Exercise directions
Output the records unchanged from their first line through the line containing "spectrogram-noise-blob (213, 67, 222, 75)", inclusive, and nothing else.

Input for this task
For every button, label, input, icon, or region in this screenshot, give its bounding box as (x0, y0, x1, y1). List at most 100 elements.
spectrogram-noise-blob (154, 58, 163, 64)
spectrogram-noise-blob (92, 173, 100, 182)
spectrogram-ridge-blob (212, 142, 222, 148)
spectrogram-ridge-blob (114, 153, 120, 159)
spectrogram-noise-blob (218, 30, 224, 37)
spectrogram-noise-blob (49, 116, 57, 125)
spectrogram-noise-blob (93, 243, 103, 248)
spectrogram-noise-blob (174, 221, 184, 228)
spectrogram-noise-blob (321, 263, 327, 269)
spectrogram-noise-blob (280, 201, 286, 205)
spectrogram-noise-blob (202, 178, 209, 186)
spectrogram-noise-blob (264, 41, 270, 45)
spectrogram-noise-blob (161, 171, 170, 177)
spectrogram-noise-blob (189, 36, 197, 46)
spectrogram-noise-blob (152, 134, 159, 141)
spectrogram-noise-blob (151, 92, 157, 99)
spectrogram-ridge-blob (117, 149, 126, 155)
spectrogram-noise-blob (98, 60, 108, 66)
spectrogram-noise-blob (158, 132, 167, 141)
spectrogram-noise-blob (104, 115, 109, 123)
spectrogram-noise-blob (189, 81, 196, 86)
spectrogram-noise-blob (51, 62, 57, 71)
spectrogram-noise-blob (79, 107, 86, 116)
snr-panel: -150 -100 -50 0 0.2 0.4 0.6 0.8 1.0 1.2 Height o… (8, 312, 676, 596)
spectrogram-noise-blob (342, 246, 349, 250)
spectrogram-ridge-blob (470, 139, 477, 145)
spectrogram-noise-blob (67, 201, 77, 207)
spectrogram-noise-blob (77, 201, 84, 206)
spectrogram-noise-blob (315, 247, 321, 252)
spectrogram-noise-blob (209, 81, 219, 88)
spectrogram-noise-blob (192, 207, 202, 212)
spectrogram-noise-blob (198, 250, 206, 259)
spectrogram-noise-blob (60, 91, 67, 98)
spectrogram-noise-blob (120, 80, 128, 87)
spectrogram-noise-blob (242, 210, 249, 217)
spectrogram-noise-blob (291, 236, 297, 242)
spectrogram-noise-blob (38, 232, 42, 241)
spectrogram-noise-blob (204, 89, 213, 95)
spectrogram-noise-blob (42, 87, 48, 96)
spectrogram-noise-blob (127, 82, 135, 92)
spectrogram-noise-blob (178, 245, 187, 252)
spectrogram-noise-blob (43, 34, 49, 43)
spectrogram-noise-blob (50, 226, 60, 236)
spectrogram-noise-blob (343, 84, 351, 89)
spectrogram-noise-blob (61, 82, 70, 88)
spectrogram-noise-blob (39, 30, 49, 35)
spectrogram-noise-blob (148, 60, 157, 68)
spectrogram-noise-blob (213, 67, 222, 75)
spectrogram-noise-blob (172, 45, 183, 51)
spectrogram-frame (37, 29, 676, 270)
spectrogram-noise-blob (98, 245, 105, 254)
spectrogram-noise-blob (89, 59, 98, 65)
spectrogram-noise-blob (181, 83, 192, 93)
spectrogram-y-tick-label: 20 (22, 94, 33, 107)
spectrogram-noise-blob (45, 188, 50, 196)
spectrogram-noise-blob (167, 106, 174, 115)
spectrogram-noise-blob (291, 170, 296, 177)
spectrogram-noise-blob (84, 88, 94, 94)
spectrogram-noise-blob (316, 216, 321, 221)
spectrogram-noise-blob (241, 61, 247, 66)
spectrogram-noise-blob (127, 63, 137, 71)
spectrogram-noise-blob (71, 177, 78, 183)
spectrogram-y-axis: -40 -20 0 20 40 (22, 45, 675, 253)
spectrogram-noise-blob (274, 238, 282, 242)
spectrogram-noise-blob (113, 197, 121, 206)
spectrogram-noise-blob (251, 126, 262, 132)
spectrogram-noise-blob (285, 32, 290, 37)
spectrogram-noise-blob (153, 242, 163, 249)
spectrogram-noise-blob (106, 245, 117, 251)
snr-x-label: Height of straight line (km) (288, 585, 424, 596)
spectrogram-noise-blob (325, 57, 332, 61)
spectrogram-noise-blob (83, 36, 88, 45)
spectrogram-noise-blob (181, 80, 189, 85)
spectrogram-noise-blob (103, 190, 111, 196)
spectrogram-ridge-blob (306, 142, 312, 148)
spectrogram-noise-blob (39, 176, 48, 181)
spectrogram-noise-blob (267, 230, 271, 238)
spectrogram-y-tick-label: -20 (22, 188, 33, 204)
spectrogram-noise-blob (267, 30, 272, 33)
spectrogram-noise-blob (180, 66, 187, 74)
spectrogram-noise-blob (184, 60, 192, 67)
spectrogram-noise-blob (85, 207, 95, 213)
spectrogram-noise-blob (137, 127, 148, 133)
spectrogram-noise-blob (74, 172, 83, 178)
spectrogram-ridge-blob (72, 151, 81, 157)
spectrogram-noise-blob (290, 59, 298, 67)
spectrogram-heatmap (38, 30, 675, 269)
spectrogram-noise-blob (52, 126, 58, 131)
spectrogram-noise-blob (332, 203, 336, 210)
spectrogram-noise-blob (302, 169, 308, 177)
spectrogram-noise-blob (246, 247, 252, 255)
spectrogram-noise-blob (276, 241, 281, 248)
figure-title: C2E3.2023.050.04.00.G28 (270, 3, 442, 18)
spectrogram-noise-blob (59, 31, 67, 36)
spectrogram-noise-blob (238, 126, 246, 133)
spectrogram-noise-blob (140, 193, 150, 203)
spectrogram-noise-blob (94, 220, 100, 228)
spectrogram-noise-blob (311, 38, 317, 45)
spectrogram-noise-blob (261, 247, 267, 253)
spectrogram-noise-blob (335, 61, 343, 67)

Solution for this task
For every button, label, input, icon, or region in this screenshot, give its bounding box as (x0, y0, x1, y1). List at most 100 elements.
spectrogram-noise-blob (154, 58, 163, 64)
spectrogram-noise-blob (92, 173, 100, 182)
spectrogram-ridge-blob (212, 142, 222, 148)
spectrogram-ridge-blob (114, 153, 120, 159)
spectrogram-noise-blob (218, 30, 224, 37)
spectrogram-noise-blob (49, 116, 57, 125)
spectrogram-noise-blob (93, 243, 103, 248)
spectrogram-noise-blob (174, 221, 184, 228)
spectrogram-noise-blob (321, 263, 327, 269)
spectrogram-noise-blob (280, 201, 286, 205)
spectrogram-noise-blob (202, 178, 209, 186)
spectrogram-noise-blob (264, 41, 270, 45)
spectrogram-noise-blob (161, 171, 170, 177)
spectrogram-noise-blob (189, 36, 197, 46)
spectrogram-noise-blob (152, 134, 159, 141)
spectrogram-noise-blob (151, 92, 157, 99)
spectrogram-ridge-blob (117, 149, 126, 155)
spectrogram-noise-blob (98, 60, 108, 66)
spectrogram-noise-blob (158, 132, 167, 141)
spectrogram-noise-blob (104, 115, 109, 123)
spectrogram-noise-blob (189, 81, 196, 86)
spectrogram-noise-blob (51, 62, 57, 71)
spectrogram-noise-blob (79, 107, 86, 116)
snr-panel: -150 -100 -50 0 0.2 0.4 0.6 0.8 1.0 1.2 Height o… (8, 312, 676, 596)
spectrogram-noise-blob (342, 246, 349, 250)
spectrogram-ridge-blob (470, 139, 477, 145)
spectrogram-noise-blob (67, 201, 77, 207)
spectrogram-noise-blob (77, 201, 84, 206)
spectrogram-noise-blob (315, 247, 321, 252)
spectrogram-noise-blob (209, 81, 219, 88)
spectrogram-noise-blob (192, 207, 202, 212)
spectrogram-noise-blob (198, 250, 206, 259)
spectrogram-noise-blob (60, 91, 67, 98)
spectrogram-noise-blob (120, 80, 128, 87)
spectrogram-noise-blob (242, 210, 249, 217)
spectrogram-noise-blob (291, 236, 297, 242)
spectrogram-noise-blob (38, 232, 42, 241)
spectrogram-noise-blob (204, 89, 213, 95)
spectrogram-noise-blob (42, 87, 48, 96)
spectrogram-noise-blob (127, 82, 135, 92)
spectrogram-noise-blob (178, 245, 187, 252)
spectrogram-noise-blob (43, 34, 49, 43)
spectrogram-noise-blob (50, 226, 60, 236)
spectrogram-noise-blob (343, 84, 351, 89)
spectrogram-noise-blob (61, 82, 70, 88)
spectrogram-noise-blob (39, 30, 49, 35)
spectrogram-noise-blob (148, 60, 157, 68)
spectrogram-noise-blob (213, 67, 222, 75)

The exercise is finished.